Work required
Each record below is to be reproduced without any change.
** Start **
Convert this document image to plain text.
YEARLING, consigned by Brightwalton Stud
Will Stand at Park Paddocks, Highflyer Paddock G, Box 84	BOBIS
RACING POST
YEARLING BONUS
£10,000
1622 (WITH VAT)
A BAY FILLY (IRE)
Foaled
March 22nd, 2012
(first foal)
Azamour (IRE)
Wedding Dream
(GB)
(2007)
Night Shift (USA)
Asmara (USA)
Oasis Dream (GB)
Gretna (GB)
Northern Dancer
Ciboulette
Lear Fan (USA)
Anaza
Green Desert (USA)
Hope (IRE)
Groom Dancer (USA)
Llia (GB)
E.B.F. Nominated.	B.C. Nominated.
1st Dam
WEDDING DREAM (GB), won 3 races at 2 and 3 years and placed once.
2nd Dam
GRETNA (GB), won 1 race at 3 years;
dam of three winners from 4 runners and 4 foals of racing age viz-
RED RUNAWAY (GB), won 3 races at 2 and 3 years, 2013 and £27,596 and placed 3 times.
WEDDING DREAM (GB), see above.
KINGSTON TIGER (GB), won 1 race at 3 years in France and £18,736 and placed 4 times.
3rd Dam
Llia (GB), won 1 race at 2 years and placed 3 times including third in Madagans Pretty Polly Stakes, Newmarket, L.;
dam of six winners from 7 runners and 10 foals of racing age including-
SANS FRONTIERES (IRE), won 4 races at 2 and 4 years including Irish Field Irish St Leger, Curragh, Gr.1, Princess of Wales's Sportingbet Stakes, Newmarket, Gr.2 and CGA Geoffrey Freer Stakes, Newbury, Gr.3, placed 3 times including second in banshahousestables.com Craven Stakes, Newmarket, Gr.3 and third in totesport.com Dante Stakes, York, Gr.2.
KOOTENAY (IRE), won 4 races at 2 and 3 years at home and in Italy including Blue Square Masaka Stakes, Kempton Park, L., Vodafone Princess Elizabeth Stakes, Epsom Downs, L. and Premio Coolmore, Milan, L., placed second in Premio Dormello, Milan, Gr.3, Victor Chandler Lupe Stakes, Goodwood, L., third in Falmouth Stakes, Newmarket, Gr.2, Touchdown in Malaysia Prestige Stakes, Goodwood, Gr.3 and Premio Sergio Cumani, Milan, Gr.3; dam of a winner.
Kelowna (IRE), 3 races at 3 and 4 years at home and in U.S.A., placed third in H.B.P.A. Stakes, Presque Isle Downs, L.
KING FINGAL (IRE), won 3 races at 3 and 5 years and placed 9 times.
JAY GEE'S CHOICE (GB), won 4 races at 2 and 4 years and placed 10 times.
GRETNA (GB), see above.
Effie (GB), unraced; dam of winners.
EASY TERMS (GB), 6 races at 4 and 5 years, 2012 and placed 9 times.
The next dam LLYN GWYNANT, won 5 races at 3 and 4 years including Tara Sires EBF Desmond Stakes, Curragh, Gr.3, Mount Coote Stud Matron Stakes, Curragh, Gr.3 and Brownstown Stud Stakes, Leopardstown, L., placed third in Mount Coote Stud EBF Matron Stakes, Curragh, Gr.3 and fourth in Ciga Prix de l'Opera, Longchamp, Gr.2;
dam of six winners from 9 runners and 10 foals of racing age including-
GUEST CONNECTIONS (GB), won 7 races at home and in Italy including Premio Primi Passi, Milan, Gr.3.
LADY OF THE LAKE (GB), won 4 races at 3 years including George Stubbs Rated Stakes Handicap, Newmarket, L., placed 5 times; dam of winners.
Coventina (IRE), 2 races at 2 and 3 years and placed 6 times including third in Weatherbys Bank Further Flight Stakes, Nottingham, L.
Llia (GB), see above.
** End **
Answer to the task
Convert this document image to plain text.
YEARLING, consigned by Brightwalton Stud
Will Stand at Park Paddocks, Highflyer Paddock G, Box 84	BOBIS
RACING POST
YEARLING BONUS
£10,000
1622 (WITH VAT)
A BAY FILLY (IRE)
Foaled
March 22nd, 2012
(first foal)
Azamour (IRE)
Wedding Dream
(GB)
(2007)
Night Shift (USA)
Asmara (USA)
Oasis Dream (GB)
Gretna (GB)
Northern Dancer
Ciboulette
Lear Fan (USA)
Anaza
Green Desert (USA)
Hope (IRE)
Groom Dancer (USA)
Llia (GB)
E.B.F. Nominated.	B.C. Nominated.
1st Dam
WEDDING DREAM (GB), won 3 races at 2 and 3 years and placed once.
2nd Dam
GRETNA (GB), won 1 race at 3 years;
dam of three winners from 4 runners and 4 foals of racing age viz-
RED RUNAWAY (GB), won 3 races at 2 and 3 years, 2013 and £27,596 and placed 3 times.
WEDDING DREAM (GB), see above.
KINGSTON TIGER (GB), won 1 race at 3 years in France and £18,736 and placed 4 times.
3rd Dam
Llia (GB), won 1 race at 2 years and placed 3 times including third in Madagans Pretty Polly Stakes, Newmarket, L.;
dam of six winners from 7 runners and 10 foals of racing age including-
SANS FRONTIERES (IRE), won 4 races at 2 and 4 years including Irish Field Irish St Leger, Curragh, Gr.1, Princess of Wales's Sportingbet Stakes, Newmarket, Gr.2 and CGA Geoffrey Freer Stakes, Newbury, Gr.3, placed 3 times including second in banshahousestables.com Craven Stakes, Newmarket, Gr.3 and third in totesport.com Dante Stakes, York, Gr.2.
KOOTENAY (IRE), won 4 races at 2 and 3 years at home and in Italy including Blue Square Masaka Stakes, Kempton Park, L., Vodafone Princess Elizabeth Stakes, Epsom Downs, L. and Premio Coolmore, Milan, L., placed second in Premio Dormello, Milan, Gr.3, Victor Chandler Lupe Stakes, Goodwood, L., third in Falmouth Stakes, Newmarket, Gr.2, Touchdown in Malaysia Prestige Stakes, Goodwood, Gr.3 and Premio Sergio Cumani, Milan, Gr.3; dam of a winner.
Kelowna (IRE), 3 races at 3 and 4 years at home and in U.S.A., placed third in H.B.P.A. Stakes, Presque Isle Downs, L.
KING FINGAL (IRE), won 3 races at 3 and 5 years and placed 9 times.
JAY GEE'S CHOICE (GB), won 4 races at 2 and 4 years and placed 10 times.
GRETNA (GB), see above.
Effie (GB), unraced; dam of winners.
EASY TERMS (GB), 6 races at 4 and 5 years, 2012 and placed 9 times.
The next dam LLYN GWYNANT, won 5 races at 3 and 4 years including Tara Sires EBF Desmond Stakes, Curragh, Gr.3, Mount Coote Stud Matron Stakes, Curragh, Gr.3 and Brownstown Stud Stakes, Leopardstown, L., placed third in Mount Coote Stud EBF Matron Stakes, Curragh, Gr.3 and fourth in Ciga Prix de l'Opera, Longchamp, Gr.2;
dam of six winners from 9 runners and 10 foals of racing age including-
GUEST CONNECTIONS (GB), won 7 races at home and in Italy including Premio Primi Passi, Milan, Gr.3.
LADY OF THE LAKE (GB), won 4 races at 3 years including George Stubbs Rated Stakes Handicap, Newmarket, L., placed 5 times; dam of winners.
Coventina (IRE), 2 races at 2 and 3 years and placed 6 times including third in Weatherbys Bank Further Flight Stakes, Nottingham, L.
Llia (GB), see above.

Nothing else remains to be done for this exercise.